Your objective –
Reproduce every line of the records below verbatim, with no changes.

Dataset rows:
■ ■ ■ ■
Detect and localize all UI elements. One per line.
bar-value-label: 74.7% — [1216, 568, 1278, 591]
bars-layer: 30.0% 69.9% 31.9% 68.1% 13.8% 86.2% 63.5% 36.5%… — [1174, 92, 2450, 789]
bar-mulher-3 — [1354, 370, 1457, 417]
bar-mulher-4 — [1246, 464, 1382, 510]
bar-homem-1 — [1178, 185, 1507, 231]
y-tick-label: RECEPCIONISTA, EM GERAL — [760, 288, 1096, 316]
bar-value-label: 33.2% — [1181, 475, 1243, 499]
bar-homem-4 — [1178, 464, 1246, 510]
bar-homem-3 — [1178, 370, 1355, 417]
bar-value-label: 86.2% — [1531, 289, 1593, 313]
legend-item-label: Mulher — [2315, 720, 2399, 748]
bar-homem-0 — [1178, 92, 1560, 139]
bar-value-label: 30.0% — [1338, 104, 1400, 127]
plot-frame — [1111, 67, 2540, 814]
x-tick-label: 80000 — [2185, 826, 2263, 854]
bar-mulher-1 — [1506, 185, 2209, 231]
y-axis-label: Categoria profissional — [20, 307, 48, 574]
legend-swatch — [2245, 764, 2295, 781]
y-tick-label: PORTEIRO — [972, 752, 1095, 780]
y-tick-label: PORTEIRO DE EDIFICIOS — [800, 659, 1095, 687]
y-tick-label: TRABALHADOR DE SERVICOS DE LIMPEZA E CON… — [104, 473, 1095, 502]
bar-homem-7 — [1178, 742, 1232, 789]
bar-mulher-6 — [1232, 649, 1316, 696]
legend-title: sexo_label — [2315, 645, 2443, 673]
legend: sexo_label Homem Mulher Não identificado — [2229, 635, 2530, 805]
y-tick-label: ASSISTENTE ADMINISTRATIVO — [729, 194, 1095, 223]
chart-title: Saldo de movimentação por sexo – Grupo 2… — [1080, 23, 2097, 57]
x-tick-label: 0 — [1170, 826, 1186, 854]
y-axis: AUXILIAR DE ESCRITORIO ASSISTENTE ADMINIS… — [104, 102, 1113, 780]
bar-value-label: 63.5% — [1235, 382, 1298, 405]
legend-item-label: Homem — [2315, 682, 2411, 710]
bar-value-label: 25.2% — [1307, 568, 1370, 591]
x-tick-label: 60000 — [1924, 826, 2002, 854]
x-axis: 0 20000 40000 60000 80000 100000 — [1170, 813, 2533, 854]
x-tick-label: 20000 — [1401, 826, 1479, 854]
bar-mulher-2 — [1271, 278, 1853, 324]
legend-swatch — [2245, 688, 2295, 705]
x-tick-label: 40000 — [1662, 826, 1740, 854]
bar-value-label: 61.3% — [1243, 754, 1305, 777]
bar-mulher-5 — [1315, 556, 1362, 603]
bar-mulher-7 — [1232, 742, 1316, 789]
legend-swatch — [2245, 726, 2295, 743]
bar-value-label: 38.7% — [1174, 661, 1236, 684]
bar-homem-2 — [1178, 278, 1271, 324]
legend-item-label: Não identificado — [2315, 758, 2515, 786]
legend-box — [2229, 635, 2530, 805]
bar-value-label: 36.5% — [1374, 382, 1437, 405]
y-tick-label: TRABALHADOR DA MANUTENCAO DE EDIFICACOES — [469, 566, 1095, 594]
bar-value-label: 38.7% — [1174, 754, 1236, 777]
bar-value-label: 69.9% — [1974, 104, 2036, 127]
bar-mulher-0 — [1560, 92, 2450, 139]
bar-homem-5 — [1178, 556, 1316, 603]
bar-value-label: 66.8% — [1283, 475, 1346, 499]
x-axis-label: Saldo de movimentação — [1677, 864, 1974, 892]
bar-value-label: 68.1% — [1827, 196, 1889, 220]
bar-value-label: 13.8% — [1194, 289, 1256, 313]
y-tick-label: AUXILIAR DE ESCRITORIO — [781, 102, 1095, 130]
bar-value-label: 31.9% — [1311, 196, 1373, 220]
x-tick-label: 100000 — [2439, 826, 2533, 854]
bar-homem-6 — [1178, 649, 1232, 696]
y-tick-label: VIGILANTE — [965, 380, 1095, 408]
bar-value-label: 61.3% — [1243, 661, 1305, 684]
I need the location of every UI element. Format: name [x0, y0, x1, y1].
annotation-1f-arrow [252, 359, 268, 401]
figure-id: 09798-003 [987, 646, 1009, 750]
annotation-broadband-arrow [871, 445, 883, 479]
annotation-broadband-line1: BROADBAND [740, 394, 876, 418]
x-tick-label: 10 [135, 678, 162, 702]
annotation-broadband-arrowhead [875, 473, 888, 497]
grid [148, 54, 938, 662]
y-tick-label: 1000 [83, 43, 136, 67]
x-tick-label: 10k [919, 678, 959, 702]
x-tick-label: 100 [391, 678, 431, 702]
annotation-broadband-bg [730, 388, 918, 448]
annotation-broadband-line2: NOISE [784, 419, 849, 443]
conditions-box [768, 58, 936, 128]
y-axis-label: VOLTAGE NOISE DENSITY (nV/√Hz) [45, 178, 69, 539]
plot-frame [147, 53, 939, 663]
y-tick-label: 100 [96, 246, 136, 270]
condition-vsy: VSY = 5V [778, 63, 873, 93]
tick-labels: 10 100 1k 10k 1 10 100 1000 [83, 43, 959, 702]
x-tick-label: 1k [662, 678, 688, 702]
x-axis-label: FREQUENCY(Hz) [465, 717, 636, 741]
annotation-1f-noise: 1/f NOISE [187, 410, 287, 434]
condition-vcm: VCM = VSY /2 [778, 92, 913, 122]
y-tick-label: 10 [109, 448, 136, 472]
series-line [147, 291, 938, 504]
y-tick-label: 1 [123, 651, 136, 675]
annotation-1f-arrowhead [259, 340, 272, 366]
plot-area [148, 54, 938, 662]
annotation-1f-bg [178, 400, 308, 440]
■ ■ ■ ■
Task result –
Detect and localize all UI elements. One per line.
bar-value-label: 74.7% — [1216, 568, 1278, 591]
bars-layer: 30.0% 69.9% 31.9% 68.1% 13.8% 86.2% 63.5% 36.5%… — [1174, 92, 2450, 789]
bar-mulher-3 — [1354, 370, 1457, 417]
bar-mulher-4 — [1246, 464, 1382, 510]
bar-homem-1 — [1178, 185, 1507, 231]
y-tick-label: RECEPCIONISTA, EM GERAL — [760, 288, 1096, 316]
bar-value-label: 33.2% — [1181, 475, 1243, 499]
bar-homem-4 — [1178, 464, 1246, 510]
bar-homem-3 — [1178, 370, 1355, 417]
bar-value-label: 86.2% — [1531, 289, 1593, 313]
legend-item-label: Mulher — [2315, 720, 2399, 748]
bar-homem-0 — [1178, 92, 1560, 139]
bar-value-label: 30.0% — [1338, 104, 1400, 127]
plot-frame — [1111, 67, 2540, 814]
x-tick-label: 80000 — [2185, 826, 2263, 854]
bar-mulher-1 — [1506, 185, 2209, 231]
y-axis-label: Categoria profissional — [20, 307, 48, 574]
legend-swatch — [2245, 764, 2295, 781]
y-tick-label: PORTEIRO — [972, 752, 1095, 780]
y-tick-label: PORTEIRO DE EDIFICIOS — [800, 659, 1095, 687]
y-tick-label: TRABALHADOR DE SERVICOS DE LIMPEZA E CON… — [104, 473, 1095, 502]
bar-homem-7 — [1178, 742, 1232, 789]
bar-mulher-6 — [1232, 649, 1316, 696]
legend-title: sexo_label — [2315, 645, 2443, 673]
legend: sexo_label Homem Mulher Não identificado — [2229, 635, 2530, 805]
y-tick-label: ASSISTENTE ADMINISTRATIVO — [729, 194, 1095, 223]
chart-title: Saldo de movimentação por sexo – Grupo 2… — [1080, 23, 2097, 57]
x-tick-label: 0 — [1170, 826, 1186, 854]
y-axis: AUXILIAR DE ESCRITORIO ASSISTENTE ADMINIS… — [104, 102, 1113, 780]
bar-value-label: 63.5% — [1235, 382, 1298, 405]
legend-item-label: Homem — [2315, 682, 2411, 710]
bar-value-label: 25.2% — [1307, 568, 1370, 591]
x-tick-label: 60000 — [1924, 826, 2002, 854]
x-axis: 0 20000 40000 60000 80000 100000 — [1170, 813, 2533, 854]
x-tick-label: 20000 — [1401, 826, 1479, 854]
bar-mulher-2 — [1271, 278, 1853, 324]
legend-swatch — [2245, 688, 2295, 705]
x-tick-label: 40000 — [1662, 826, 1740, 854]
bar-value-label: 61.3% — [1243, 754, 1305, 777]
bar-mulher-5 — [1315, 556, 1362, 603]
bar-mulher-7 — [1232, 742, 1316, 789]
legend-swatch — [2245, 726, 2295, 743]
bar-value-label: 38.7% — [1174, 661, 1236, 684]
bar-homem-2 — [1178, 278, 1271, 324]
legend-item-label: Não identificado — [2315, 758, 2515, 786]
legend-box — [2229, 635, 2530, 805]
bar-value-label: 36.5% — [1374, 382, 1437, 405]
y-tick-label: TRABALHADOR DA MANUTENCAO DE EDIFICACOES — [469, 566, 1095, 594]
bar-value-label: 38.7% — [1174, 754, 1236, 777]
bar-value-label: 69.9% — [1974, 104, 2036, 127]
bar-mulher-0 — [1560, 92, 2450, 139]
bar-homem-5 — [1178, 556, 1316, 603]
bar-value-label: 66.8% — [1283, 475, 1346, 499]
x-axis-label: Saldo de movimentação — [1677, 864, 1974, 892]
bar-value-label: 68.1% — [1827, 196, 1889, 220]
bar-value-label: 13.8% — [1194, 289, 1256, 313]
y-tick-label: AUXILIAR DE ESCRITORIO — [781, 102, 1095, 130]
bar-value-label: 31.9% — [1311, 196, 1373, 220]
x-tick-label: 100000 — [2439, 826, 2533, 854]
bar-homem-6 — [1178, 649, 1232, 696]
y-tick-label: VIGILANTE — [965, 380, 1095, 408]
bar-value-label: 61.3% — [1243, 661, 1305, 684]
I need the location of every UI element. Format: name [x0, y0, x1, y1].
annotation-1f-arrow [252, 359, 268, 401]
figure-id: 09798-003 [987, 646, 1009, 750]
annotation-broadband-arrow [871, 445, 883, 479]
annotation-broadband-line1: BROADBAND [740, 394, 876, 418]
x-tick-label: 10 [135, 678, 162, 702]
annotation-broadband-arrowhead [875, 473, 888, 497]
grid [148, 54, 938, 662]
y-tick-label: 1000 [83, 43, 136, 67]
x-tick-label: 10k [919, 678, 959, 702]
x-tick-label: 100 [391, 678, 431, 702]
annotation-broadband-bg [730, 388, 918, 448]
annotation-broadband-line2: NOISE [784, 419, 849, 443]
conditions-box [768, 58, 936, 128]
y-axis-label: VOLTAGE NOISE DENSITY (nV/√Hz) [45, 178, 69, 539]
plot-frame [147, 53, 939, 663]
y-tick-label: 100 [96, 246, 136, 270]
condition-vsy: VSY = 5V [778, 63, 873, 93]
tick-labels: 10 100 1k 10k 1 10 100 1000 [83, 43, 959, 702]
x-tick-label: 1k [662, 678, 688, 702]
x-axis-label: FREQUENCY(Hz) [465, 717, 636, 741]
annotation-1f-noise: 1/f NOISE [187, 410, 287, 434]
condition-vcm: VCM = VSY /2 [778, 92, 913, 122]
y-tick-label: 10 [109, 448, 136, 472]
series-line [147, 291, 938, 504]
y-tick-label: 1 [123, 651, 136, 675]
annotation-1f-arrowhead [259, 340, 272, 366]
plot-area [148, 54, 938, 662]
annotation-1f-bg [178, 400, 308, 440]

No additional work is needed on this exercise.